[Extracts from a graphics dataset]
start
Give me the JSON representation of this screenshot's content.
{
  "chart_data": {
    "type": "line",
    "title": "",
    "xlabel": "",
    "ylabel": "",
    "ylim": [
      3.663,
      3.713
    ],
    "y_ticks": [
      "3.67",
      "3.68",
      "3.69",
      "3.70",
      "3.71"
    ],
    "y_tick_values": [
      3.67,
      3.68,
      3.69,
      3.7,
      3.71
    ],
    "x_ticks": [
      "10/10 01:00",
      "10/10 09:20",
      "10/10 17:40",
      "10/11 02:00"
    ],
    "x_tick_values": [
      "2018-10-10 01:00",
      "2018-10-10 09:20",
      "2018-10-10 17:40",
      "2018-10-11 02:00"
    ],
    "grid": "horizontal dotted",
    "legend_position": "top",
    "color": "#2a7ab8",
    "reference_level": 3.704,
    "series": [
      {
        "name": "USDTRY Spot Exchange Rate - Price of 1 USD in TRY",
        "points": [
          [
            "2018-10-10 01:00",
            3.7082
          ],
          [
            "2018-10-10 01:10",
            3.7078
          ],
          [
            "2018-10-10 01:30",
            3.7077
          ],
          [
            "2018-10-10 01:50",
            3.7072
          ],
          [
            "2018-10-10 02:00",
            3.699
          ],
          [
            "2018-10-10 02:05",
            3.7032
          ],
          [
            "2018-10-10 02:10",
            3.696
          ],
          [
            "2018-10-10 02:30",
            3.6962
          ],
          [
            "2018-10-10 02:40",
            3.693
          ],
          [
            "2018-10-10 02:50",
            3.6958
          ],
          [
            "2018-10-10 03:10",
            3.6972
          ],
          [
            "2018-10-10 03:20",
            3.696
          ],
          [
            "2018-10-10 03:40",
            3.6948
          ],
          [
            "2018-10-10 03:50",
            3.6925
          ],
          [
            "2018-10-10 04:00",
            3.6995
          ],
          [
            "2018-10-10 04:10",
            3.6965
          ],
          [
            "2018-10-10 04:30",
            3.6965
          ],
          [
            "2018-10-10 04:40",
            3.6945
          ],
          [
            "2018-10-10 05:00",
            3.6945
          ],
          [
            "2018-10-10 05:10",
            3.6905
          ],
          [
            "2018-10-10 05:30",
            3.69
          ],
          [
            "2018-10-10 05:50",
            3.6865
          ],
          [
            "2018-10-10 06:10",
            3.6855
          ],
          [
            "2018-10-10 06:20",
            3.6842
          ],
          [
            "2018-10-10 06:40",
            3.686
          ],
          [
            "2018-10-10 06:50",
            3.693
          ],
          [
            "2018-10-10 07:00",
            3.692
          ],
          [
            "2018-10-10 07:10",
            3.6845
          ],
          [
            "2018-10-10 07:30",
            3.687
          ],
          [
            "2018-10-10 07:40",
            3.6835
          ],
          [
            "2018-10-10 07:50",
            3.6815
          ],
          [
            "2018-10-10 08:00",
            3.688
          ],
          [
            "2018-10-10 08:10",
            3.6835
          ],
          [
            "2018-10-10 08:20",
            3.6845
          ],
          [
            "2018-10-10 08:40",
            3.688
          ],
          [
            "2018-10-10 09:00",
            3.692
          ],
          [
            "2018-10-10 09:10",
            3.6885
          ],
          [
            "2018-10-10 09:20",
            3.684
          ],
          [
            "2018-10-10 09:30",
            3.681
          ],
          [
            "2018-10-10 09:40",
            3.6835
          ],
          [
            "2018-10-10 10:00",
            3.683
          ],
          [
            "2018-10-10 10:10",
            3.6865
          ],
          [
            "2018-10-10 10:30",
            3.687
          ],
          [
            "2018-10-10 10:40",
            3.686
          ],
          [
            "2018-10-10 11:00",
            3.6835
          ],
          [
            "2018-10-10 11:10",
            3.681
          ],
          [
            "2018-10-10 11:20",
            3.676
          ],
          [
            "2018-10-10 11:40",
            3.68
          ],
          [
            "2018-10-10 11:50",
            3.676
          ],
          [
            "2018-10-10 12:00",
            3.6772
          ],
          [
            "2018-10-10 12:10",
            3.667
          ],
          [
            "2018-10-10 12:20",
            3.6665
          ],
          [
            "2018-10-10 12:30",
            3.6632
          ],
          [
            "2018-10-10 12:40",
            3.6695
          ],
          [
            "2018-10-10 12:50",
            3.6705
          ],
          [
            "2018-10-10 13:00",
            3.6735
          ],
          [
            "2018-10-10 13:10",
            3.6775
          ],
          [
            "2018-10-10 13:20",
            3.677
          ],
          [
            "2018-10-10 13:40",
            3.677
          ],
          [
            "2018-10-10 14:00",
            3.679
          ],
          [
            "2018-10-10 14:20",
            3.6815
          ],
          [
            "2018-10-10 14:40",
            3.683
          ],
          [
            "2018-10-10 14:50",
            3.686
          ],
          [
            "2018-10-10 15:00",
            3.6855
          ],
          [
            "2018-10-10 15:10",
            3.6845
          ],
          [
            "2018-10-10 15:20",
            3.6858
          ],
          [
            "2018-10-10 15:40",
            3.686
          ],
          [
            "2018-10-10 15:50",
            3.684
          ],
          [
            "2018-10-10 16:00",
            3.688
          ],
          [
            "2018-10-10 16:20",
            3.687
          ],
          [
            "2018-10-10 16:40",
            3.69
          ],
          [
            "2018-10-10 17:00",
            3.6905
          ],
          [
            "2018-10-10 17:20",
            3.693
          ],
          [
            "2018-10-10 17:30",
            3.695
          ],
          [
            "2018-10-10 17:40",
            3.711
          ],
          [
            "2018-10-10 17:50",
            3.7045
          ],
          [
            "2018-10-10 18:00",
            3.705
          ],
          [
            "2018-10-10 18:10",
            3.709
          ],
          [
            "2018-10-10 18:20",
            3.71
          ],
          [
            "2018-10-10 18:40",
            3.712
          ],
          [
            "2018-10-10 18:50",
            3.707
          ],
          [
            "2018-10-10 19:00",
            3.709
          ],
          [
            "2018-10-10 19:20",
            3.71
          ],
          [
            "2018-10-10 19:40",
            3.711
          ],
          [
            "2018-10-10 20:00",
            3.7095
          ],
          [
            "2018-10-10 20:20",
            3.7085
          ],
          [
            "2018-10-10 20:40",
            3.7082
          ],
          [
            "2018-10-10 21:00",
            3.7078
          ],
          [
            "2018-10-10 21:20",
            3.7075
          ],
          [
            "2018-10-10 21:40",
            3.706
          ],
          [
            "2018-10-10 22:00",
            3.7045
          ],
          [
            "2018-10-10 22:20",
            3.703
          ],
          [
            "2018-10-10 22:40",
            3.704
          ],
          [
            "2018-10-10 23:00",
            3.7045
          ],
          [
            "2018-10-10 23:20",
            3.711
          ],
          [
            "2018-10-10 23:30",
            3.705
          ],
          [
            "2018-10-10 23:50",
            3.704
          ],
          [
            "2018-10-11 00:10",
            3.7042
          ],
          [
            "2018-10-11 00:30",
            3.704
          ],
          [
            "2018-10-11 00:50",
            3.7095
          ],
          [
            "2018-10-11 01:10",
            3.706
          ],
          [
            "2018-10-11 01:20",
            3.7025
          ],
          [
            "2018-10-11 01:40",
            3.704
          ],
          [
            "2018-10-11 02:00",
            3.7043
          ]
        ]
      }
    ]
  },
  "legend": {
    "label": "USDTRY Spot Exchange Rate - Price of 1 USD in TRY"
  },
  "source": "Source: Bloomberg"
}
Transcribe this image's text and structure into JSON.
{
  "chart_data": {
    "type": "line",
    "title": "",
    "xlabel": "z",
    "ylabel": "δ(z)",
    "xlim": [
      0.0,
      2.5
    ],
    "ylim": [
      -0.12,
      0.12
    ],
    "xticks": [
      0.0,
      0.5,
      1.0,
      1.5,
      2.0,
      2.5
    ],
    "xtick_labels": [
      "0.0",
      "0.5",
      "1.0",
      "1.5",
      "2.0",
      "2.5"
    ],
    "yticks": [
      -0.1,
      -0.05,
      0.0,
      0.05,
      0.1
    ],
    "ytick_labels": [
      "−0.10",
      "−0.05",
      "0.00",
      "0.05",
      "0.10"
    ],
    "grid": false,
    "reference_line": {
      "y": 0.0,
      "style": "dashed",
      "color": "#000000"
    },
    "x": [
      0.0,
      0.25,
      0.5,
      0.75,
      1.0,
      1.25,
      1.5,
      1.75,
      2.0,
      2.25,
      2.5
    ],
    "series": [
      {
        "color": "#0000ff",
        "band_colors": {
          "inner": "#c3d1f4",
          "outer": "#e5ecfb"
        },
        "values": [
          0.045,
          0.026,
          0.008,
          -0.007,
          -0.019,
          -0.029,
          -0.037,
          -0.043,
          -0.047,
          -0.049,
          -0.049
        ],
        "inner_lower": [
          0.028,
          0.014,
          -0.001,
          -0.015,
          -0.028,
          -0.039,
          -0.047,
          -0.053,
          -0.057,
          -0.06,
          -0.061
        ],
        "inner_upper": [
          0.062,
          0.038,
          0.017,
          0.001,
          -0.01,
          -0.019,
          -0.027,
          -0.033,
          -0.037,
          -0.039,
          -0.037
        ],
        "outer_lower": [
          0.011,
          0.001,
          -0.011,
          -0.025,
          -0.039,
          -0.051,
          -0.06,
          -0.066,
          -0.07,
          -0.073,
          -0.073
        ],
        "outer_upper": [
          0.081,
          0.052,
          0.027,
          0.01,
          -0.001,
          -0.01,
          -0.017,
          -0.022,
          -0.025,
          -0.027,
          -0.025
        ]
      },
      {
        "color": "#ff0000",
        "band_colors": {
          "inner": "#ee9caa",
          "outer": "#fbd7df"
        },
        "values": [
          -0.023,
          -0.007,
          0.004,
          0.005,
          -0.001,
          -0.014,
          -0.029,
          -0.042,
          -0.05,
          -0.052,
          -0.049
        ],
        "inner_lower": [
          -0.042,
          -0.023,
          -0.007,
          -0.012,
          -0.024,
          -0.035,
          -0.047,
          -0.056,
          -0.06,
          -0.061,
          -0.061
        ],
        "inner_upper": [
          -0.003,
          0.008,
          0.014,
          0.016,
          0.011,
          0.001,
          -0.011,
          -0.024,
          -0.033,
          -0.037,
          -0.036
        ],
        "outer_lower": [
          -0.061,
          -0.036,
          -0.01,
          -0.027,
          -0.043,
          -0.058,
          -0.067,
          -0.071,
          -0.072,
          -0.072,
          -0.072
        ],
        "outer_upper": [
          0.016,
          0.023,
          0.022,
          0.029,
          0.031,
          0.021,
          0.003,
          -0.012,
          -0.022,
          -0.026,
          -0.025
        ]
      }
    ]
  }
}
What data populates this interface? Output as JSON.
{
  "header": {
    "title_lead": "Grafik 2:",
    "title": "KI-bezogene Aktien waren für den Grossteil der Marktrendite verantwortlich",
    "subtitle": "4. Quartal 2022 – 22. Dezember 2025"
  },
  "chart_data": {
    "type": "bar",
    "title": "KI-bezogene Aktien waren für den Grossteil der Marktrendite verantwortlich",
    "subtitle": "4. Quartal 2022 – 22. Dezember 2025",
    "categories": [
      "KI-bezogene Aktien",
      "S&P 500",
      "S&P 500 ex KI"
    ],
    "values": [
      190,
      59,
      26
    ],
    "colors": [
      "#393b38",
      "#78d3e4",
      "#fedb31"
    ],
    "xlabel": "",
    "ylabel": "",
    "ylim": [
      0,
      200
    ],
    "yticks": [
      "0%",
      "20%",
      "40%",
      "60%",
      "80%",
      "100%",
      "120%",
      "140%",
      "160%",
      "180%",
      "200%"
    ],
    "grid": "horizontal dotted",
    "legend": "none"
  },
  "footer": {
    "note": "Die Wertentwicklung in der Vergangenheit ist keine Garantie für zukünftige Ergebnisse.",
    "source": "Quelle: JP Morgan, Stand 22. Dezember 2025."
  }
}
end
◆ Problem requirements
Going through the data, tally the lines containing "Spot" and report only the result.

◆ Final answer
2